--- Start Task data ---

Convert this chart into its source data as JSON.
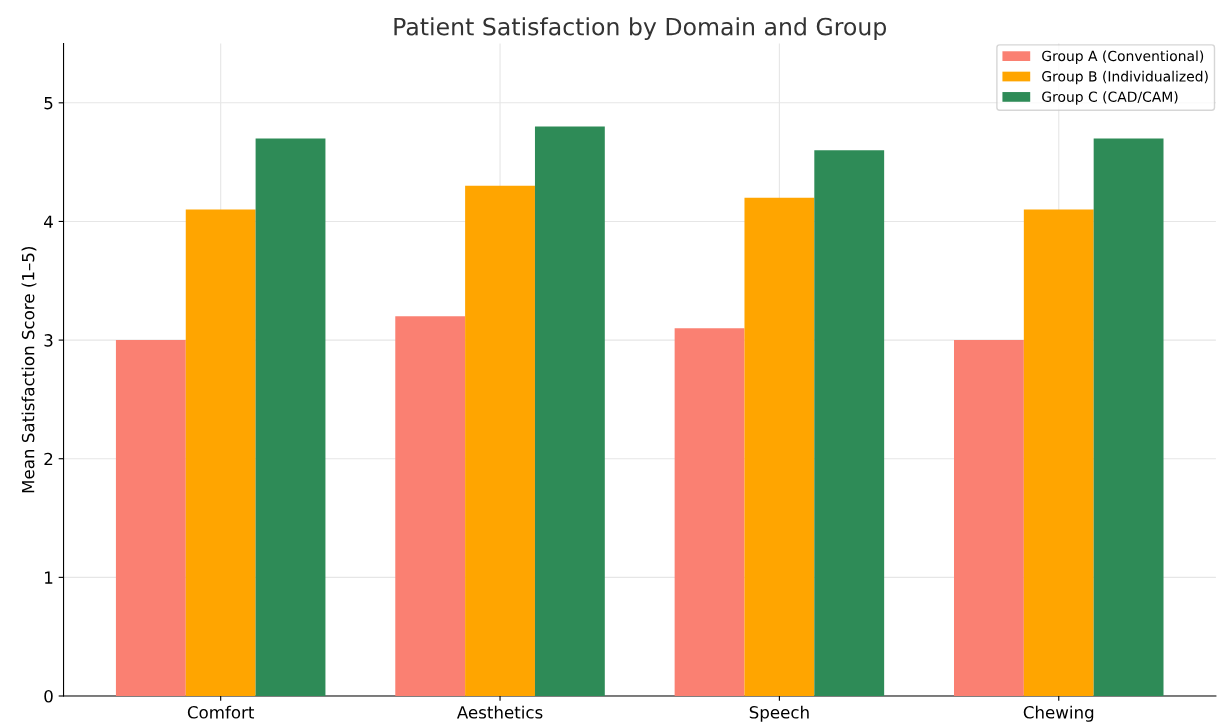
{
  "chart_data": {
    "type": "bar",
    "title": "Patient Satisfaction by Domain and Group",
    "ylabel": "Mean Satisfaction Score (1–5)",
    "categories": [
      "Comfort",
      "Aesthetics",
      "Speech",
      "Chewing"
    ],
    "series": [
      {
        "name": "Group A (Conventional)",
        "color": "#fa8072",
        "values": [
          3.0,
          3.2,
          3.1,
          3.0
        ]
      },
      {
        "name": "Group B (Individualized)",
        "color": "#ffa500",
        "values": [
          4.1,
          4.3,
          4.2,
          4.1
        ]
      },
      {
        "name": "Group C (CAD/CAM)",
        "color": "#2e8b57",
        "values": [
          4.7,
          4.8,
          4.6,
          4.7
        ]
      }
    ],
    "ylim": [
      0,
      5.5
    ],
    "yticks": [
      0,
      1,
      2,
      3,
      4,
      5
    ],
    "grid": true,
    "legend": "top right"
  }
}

--- End Task data ---
--- Start Task data ---

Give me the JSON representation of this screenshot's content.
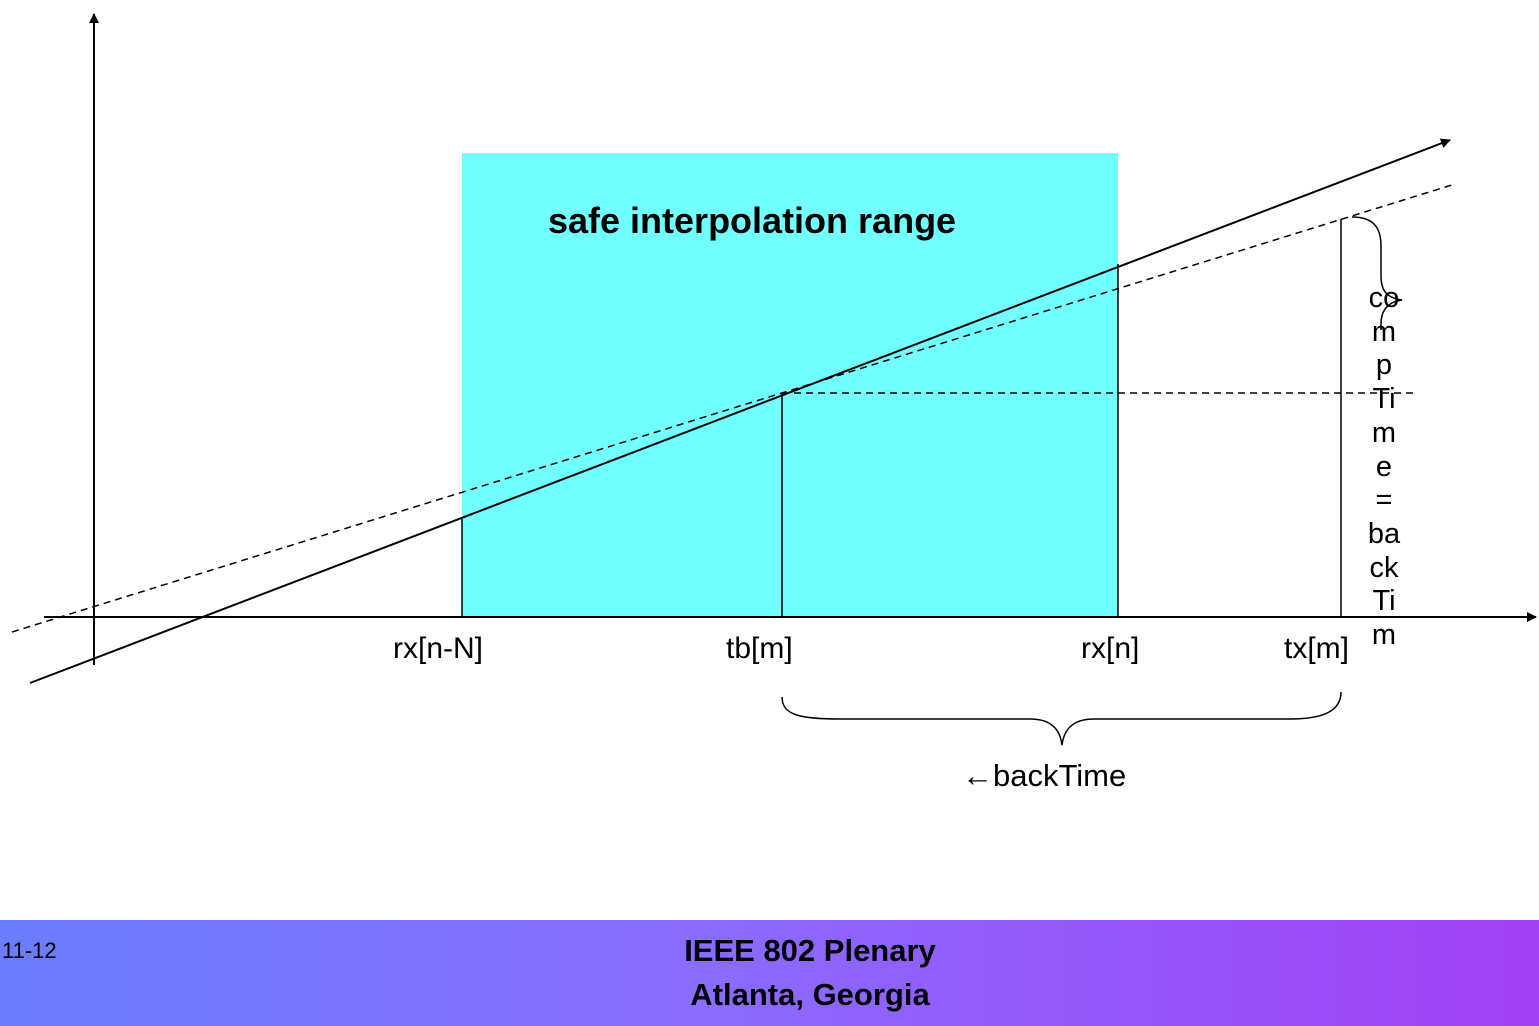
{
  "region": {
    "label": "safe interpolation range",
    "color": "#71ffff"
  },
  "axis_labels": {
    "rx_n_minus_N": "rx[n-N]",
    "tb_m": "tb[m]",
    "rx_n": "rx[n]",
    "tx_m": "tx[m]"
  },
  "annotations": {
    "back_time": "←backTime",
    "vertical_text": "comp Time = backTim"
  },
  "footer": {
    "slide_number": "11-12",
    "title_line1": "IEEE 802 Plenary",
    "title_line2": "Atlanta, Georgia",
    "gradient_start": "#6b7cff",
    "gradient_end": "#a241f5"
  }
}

--- End Task data ---
--- Start Task data ---

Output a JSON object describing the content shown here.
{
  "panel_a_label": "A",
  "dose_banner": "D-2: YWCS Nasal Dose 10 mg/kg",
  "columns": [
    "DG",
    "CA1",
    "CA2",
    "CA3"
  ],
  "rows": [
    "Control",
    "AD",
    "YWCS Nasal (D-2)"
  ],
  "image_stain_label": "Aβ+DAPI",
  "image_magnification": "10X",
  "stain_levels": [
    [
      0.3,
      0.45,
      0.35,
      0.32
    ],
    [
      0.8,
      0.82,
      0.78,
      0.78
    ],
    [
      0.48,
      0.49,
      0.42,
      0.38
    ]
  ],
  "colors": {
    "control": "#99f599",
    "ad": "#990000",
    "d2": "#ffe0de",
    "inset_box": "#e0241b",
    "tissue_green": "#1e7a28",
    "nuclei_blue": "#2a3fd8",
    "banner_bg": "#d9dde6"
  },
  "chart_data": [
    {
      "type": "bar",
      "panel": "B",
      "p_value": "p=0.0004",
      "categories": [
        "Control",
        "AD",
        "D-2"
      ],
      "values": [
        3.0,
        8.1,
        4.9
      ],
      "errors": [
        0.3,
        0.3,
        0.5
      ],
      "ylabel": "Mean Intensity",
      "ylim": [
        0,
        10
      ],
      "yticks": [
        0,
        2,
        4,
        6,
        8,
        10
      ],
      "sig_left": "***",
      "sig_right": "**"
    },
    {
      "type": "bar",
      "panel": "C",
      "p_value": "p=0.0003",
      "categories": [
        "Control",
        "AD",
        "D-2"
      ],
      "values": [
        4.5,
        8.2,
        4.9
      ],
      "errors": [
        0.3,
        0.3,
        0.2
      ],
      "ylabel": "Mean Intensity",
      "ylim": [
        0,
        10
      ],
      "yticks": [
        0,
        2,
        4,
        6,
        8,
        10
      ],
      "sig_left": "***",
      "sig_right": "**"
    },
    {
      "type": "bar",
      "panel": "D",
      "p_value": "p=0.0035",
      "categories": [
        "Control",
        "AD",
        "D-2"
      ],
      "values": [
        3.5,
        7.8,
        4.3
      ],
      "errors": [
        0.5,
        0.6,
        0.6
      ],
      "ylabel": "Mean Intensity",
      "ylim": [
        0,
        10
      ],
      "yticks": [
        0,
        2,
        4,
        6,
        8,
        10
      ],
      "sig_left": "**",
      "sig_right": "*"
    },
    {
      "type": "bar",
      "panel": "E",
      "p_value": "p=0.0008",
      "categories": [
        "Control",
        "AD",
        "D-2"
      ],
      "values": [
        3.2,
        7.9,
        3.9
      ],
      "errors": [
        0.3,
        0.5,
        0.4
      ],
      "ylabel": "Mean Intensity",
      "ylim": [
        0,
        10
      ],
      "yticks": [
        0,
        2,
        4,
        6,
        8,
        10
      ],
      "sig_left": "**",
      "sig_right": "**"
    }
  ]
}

--- End Task data ---

State the number of lines that contain the string "Nasal", with no other words.

▶ [Exercise output]:
2